[Items from a dataset]
────────

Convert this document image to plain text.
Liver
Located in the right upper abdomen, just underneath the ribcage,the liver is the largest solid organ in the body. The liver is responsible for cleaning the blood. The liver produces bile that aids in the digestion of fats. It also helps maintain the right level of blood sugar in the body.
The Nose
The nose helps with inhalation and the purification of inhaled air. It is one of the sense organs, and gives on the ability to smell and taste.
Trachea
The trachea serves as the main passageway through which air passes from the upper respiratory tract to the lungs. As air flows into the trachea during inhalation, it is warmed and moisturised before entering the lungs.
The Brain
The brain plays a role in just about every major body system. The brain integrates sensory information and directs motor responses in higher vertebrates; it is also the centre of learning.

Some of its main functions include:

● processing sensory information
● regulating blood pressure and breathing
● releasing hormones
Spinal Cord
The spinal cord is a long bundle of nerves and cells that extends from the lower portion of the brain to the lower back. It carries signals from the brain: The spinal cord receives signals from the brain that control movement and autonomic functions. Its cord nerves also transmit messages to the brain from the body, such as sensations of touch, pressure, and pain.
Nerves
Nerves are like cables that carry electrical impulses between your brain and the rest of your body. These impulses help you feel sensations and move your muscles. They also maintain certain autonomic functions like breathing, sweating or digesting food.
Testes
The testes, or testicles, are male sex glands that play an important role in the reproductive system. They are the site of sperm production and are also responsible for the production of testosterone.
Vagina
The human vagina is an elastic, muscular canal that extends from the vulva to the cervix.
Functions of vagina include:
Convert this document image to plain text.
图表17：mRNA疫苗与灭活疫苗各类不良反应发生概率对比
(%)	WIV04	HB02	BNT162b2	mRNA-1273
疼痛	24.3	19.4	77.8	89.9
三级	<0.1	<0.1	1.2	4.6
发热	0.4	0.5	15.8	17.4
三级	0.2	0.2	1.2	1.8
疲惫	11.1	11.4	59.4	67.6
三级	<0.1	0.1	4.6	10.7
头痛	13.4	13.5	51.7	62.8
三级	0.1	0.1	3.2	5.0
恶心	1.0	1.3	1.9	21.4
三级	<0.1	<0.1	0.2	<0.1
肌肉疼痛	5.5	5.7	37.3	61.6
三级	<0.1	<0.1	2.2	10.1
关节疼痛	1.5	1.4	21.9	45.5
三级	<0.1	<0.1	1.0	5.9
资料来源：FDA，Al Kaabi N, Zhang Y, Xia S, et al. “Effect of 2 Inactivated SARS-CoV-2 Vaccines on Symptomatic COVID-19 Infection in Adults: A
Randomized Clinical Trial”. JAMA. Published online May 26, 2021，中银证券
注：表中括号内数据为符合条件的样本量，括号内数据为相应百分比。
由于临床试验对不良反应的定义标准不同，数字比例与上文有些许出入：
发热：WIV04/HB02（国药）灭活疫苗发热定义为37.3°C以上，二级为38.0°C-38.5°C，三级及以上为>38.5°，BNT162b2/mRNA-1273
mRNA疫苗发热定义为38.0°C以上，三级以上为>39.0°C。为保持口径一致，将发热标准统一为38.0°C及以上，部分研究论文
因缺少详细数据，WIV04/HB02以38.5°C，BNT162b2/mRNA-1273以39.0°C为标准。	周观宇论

────────

**DIRECTIONS FOR THIS TASK**
Look for the string "They" in the entries above. Copy every line that has it.

**RESULT OF THIS TASK**
Nerves are like cables that carry electrical impulses between your brain and the rest of your body. These impulses help you feel sensations and move your muscles. They also maintain certain autonomic functions like breathing, sweating or digesting food.
The testes, or testicles, are male sex glands that play an important role in the reproductive system. They are the site of sperm production and are also responsible for the production of testosterone.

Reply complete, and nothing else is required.